Dataset items
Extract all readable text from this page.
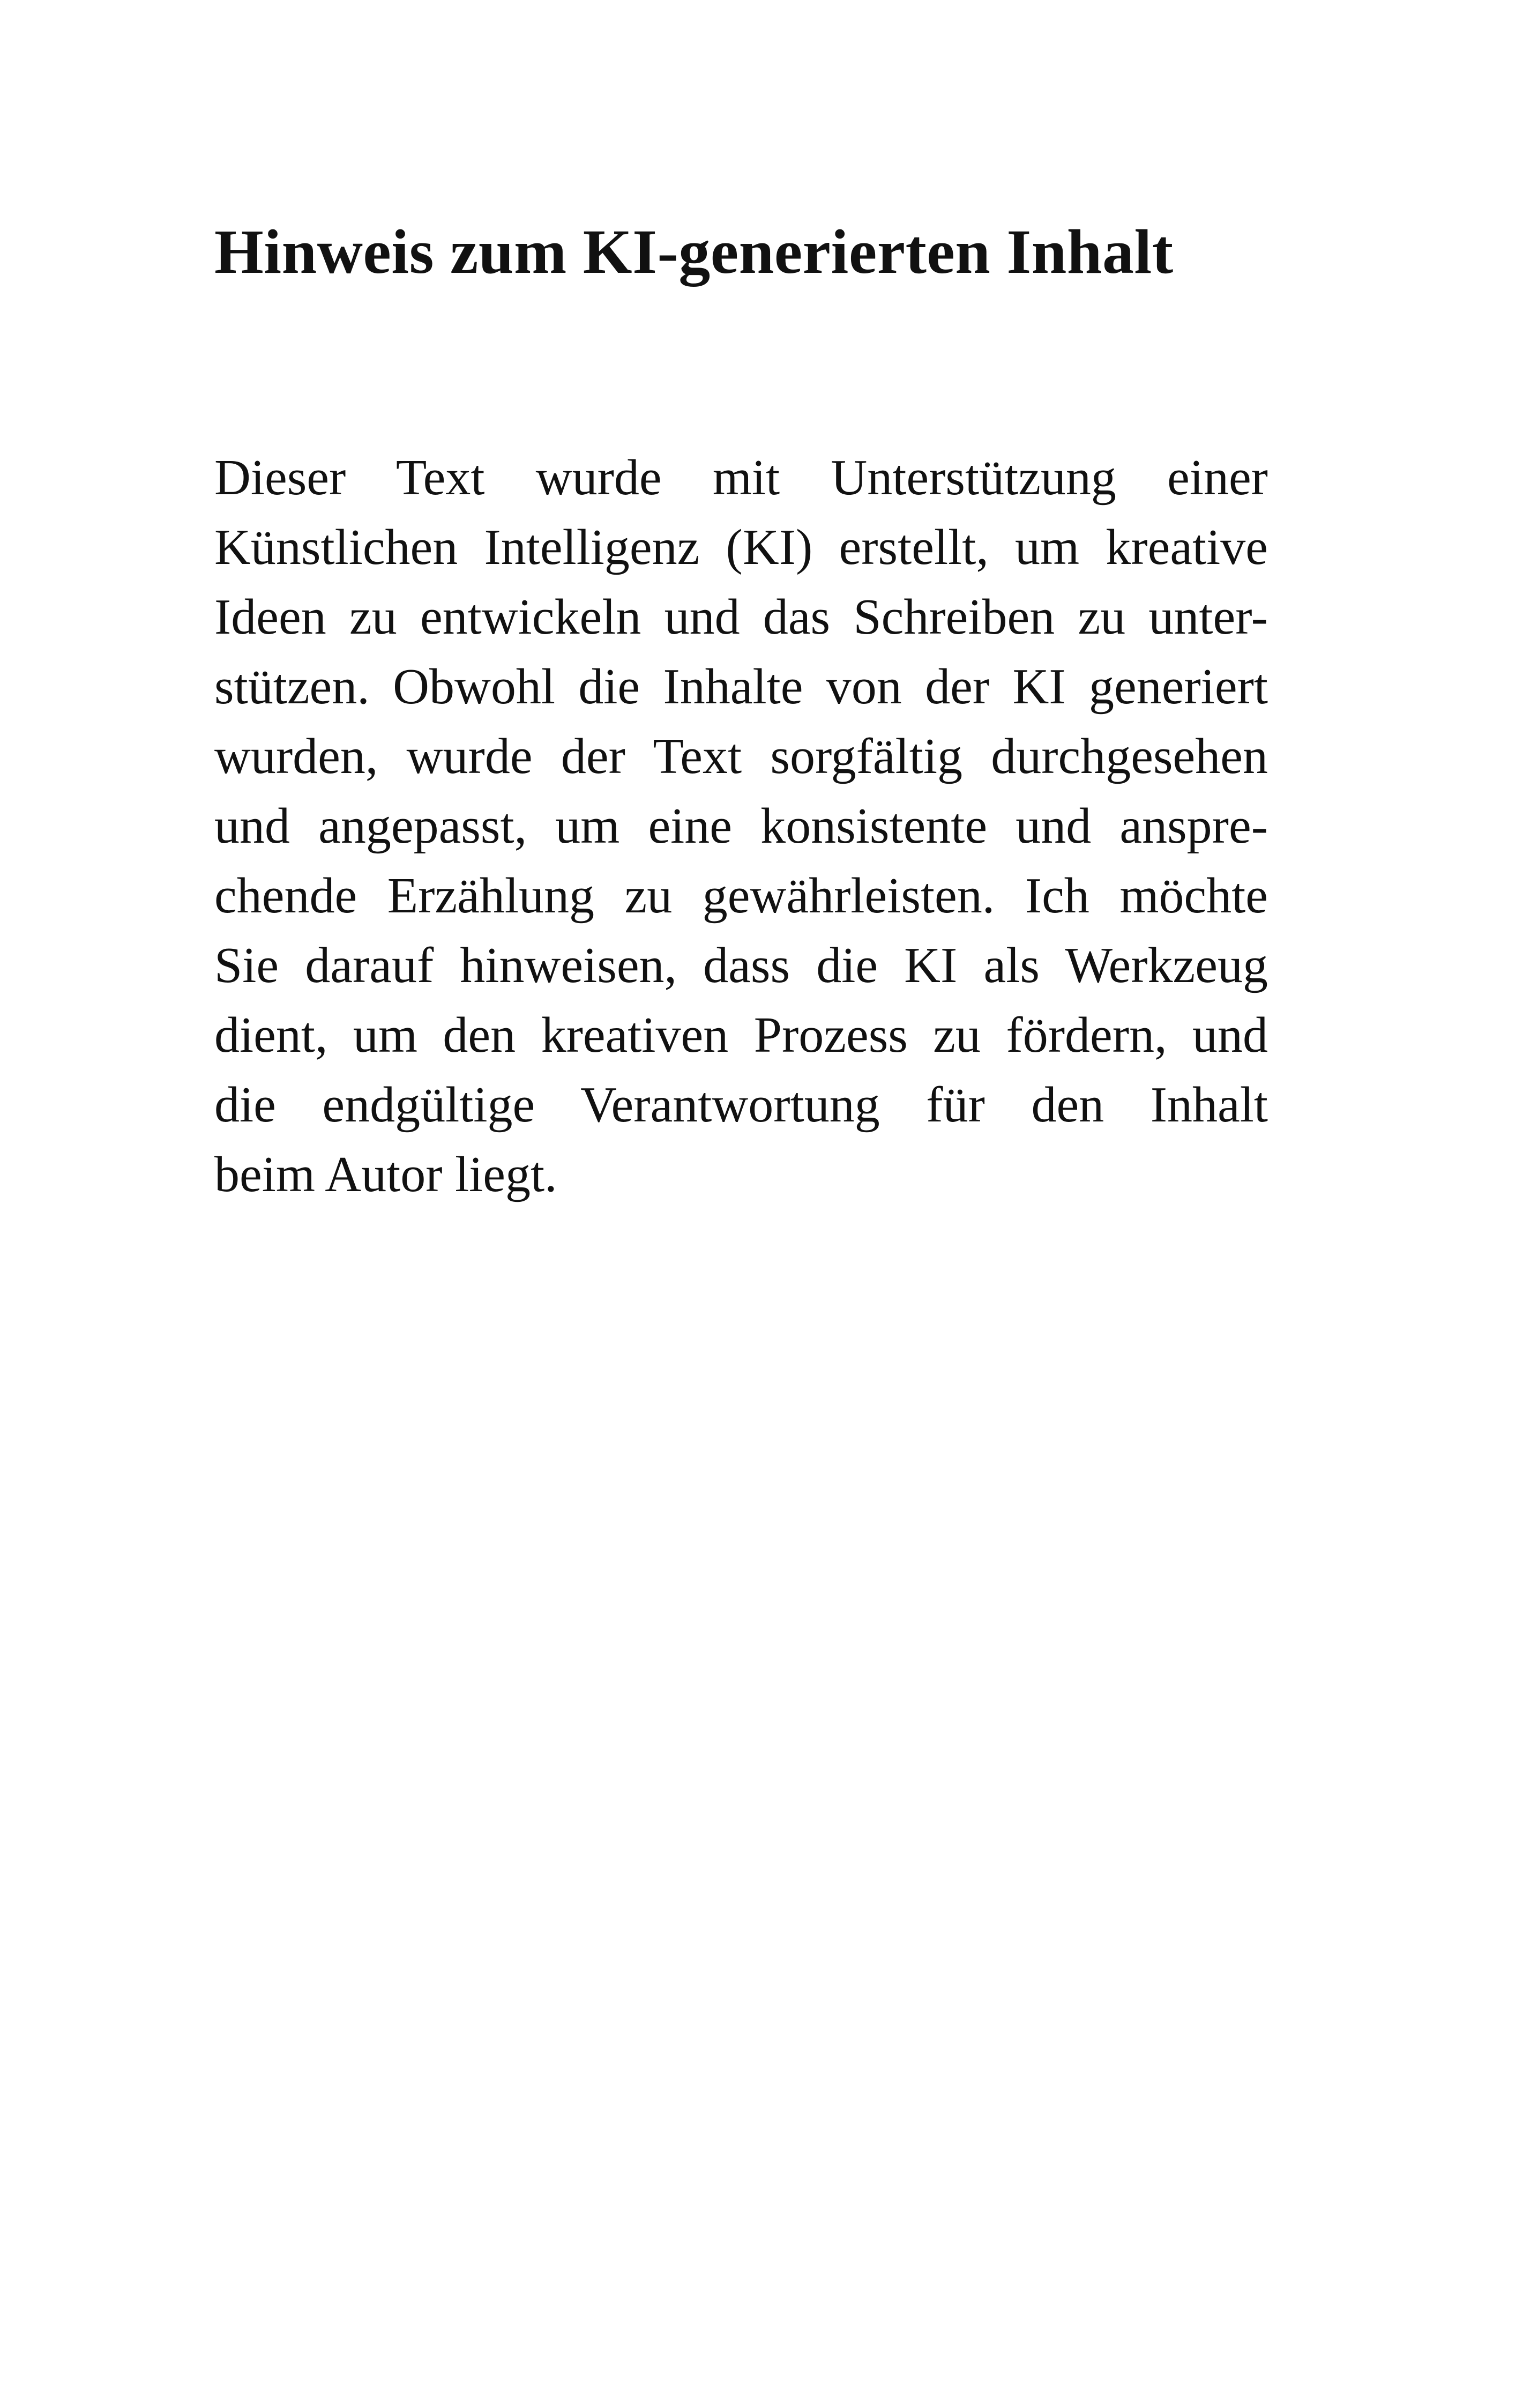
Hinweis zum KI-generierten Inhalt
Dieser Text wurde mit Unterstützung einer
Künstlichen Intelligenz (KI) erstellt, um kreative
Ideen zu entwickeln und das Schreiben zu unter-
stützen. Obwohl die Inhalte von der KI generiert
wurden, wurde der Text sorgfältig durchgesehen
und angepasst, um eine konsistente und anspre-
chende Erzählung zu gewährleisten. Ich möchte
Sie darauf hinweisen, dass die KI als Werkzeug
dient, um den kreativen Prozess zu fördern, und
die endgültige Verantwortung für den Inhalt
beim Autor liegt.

Exercise directions
The records above are to be quoted exactly, with all pictures left out.

Output for this task
Extract all readable text from this page.
Hinweis zum KI-generierten Inhalt
Dieser Text wurde mit Unterstützung einer
Künstlichen Intelligenz (KI) erstellt, um kreative
Ideen zu entwickeln und das Schreiben zu unter-
stützen. Obwohl die Inhalte von der KI generiert
wurden, wurde der Text sorgfältig durchgesehen
und angepasst, um eine konsistente und anspre-
chende Erzählung zu gewährleisten. Ich möchte
Sie darauf hinweisen, dass die KI als Werkzeug
dient, um den kreativen Prozess zu fördern, und
die endgültige Verantwortung für den Inhalt
beim Autor liegt.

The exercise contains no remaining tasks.